Exercise description:
Exactly repeat the material, dropping every picture from the copy.

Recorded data
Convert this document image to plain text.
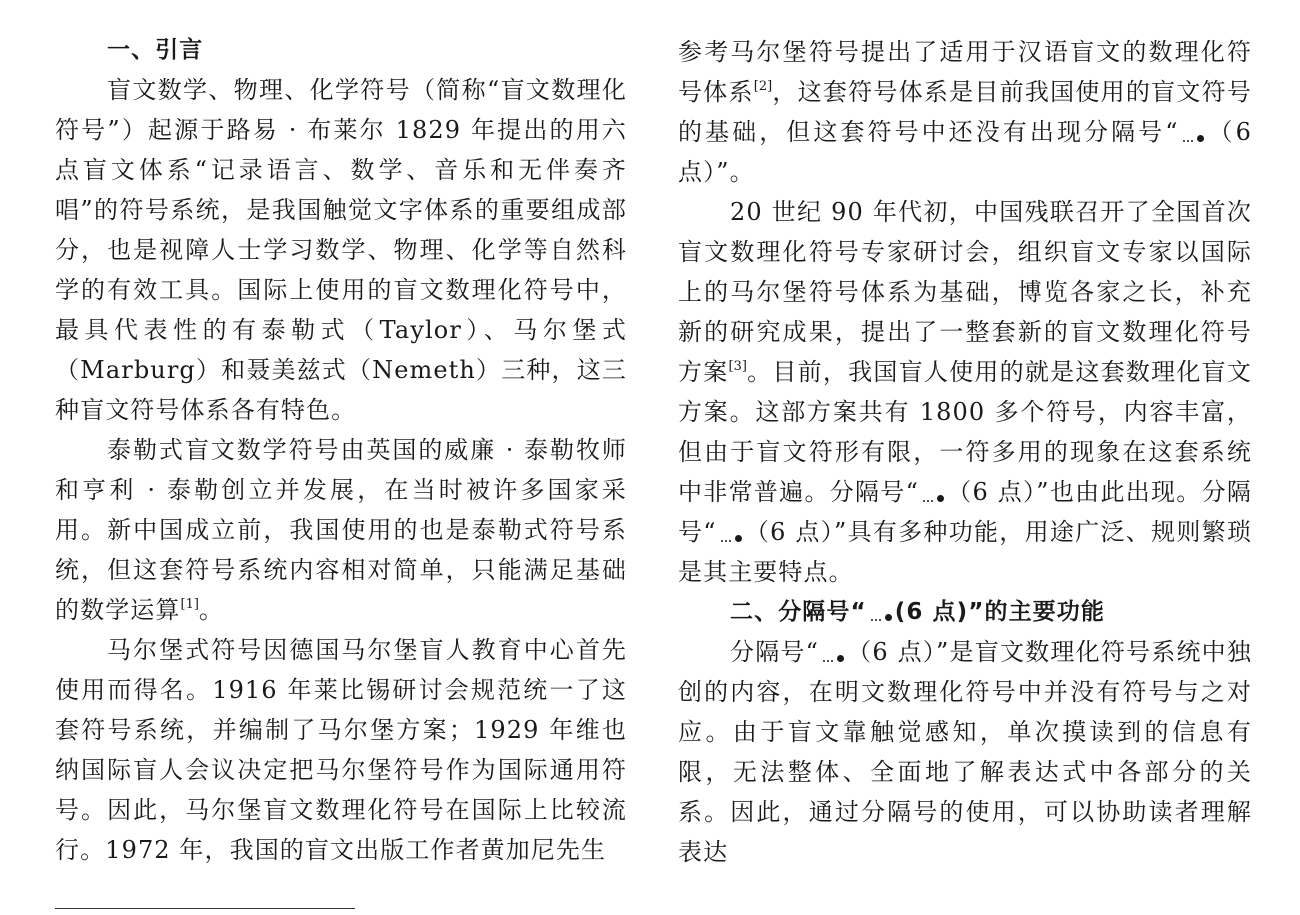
一、引言

盲文数学、物理、化学符号（简称“盲文数理化符号”）起源于路易 · 布莱尔 1829 年提出的用六点盲文体系“记录语言、数学、音乐和无伴奏齐唱”的符号系统，是我国触觉文字体系的重要组成部分，也是视障人士学习数学、物理、化学等自然科学的有效工具。国际上使用的盲文数理化符号中，最具代表性的有泰勒式（Taylor）、马尔堡式（Marburg）和聂美兹式（Nemeth）三种，这三种盲文符号体系各有特色。

泰勒式盲文数学符号由英国的威廉 · 泰勒牧师和亨利 · 泰勒创立并发展，在当时被许多国家采用。新中国成立前，我国使用的也是泰勒式符号系统，但这套符号系统内容相对简单，只能满足基础的数学运算[1]。

马尔堡式符号因德国马尔堡盲人教育中心首先使用而得名。1916 年莱比锡研讨会规范统一了这套符号系统，并编制了马尔堡方案；1929 年维也纳国际盲人会议决定把马尔堡符号作为国际通用符号。因此，马尔堡盲文数理化符号在国际上比较流行。1972 年，我国的盲文出版工作者黄加尼先生

参考马尔堡符号提出了适用于汉语盲文的数理化符号体系[2]，这套符号体系是目前我国使用的盲文符号的基础，但这套符号中还没有出现分隔号“ （6 点）”。

20 世纪 90 年代初，中国残联召开了全国首次盲文数理化符号专家研讨会，组织盲文专家以国际上的马尔堡符号体系为基础，博览各家之长，补充新的研究成果，提出了一整套新的盲文数理化符号方案[3]。目前，我国盲人使用的就是这套数理化盲文方案。这部方案共有 1800 多个符号，内容丰富，但由于盲文符形有限，一符多用的现象在这套系统中非常普遍。分隔号“ （6 点）”也由此出现。分隔号“ （6 点）”具有多种功能，用途广泛、规则繁琐是其主要特点。

二、分隔号“ (6 点)”的主要功能

分隔号“ （6 点）”是盲文数理化符号系统中独创的内容，在明文数理化符号中并没有符号与之对应。由于盲文靠触觉感知，单次摸读到的信息有限，无法整体、全面地了解表达式中各部分的关系。因此，通过分隔号的使用，可以协助读者理解表达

Output of the exercise:
Convert this document image to plain text.
一、引言

盲文数学、物理、化学符号（简称“盲文数理化符号”）起源于路易 · 布莱尔 1829 年提出的用六点盲文体系“记录语言、数学、音乐和无伴奏齐唱”的符号系统，是我国触觉文字体系的重要组成部分，也是视障人士学习数学、物理、化学等自然科学的有效工具。国际上使用的盲文数理化符号中，最具代表性的有泰勒式（Taylor）、马尔堡式（Marburg）和聂美兹式（Nemeth）三种，这三种盲文符号体系各有特色。

泰勒式盲文数学符号由英国的威廉 · 泰勒牧师和亨利 · 泰勒创立并发展，在当时被许多国家采用。新中国成立前，我国使用的也是泰勒式符号系统，但这套符号系统内容相对简单，只能满足基础的数学运算[1]。

马尔堡式符号因德国马尔堡盲人教育中心首先使用而得名。1916 年莱比锡研讨会规范统一了这套符号系统，并编制了马尔堡方案；1929 年维也纳国际盲人会议决定把马尔堡符号作为国际通用符号。因此，马尔堡盲文数理化符号在国际上比较流行。1972 年，我国的盲文出版工作者黄加尼先生

参考马尔堡符号提出了适用于汉语盲文的数理化符号体系[2]，这套符号体系是目前我国使用的盲文符号的基础，但这套符号中还没有出现分隔号“ （6 点）”。

20 世纪 90 年代初，中国残联召开了全国首次盲文数理化符号专家研讨会，组织盲文专家以国际上的马尔堡符号体系为基础，博览各家之长，补充新的研究成果，提出了一整套新的盲文数理化符号方案[3]。目前，我国盲人使用的就是这套数理化盲文方案。这部方案共有 1800 多个符号，内容丰富，但由于盲文符形有限，一符多用的现象在这套系统中非常普遍。分隔号“ （6 点）”也由此出现。分隔号“ （6 点）”具有多种功能，用途广泛、规则繁琐是其主要特点。

二、分隔号“ (6 点)”的主要功能

分隔号“ （6 点）”是盲文数理化符号系统中独创的内容，在明文数理化符号中并没有符号与之对应。由于盲文靠触觉感知，单次摸读到的信息有限，无法整体、全面地了解表达式中各部分的关系。因此，通过分隔号的使用，可以协助读者理解表达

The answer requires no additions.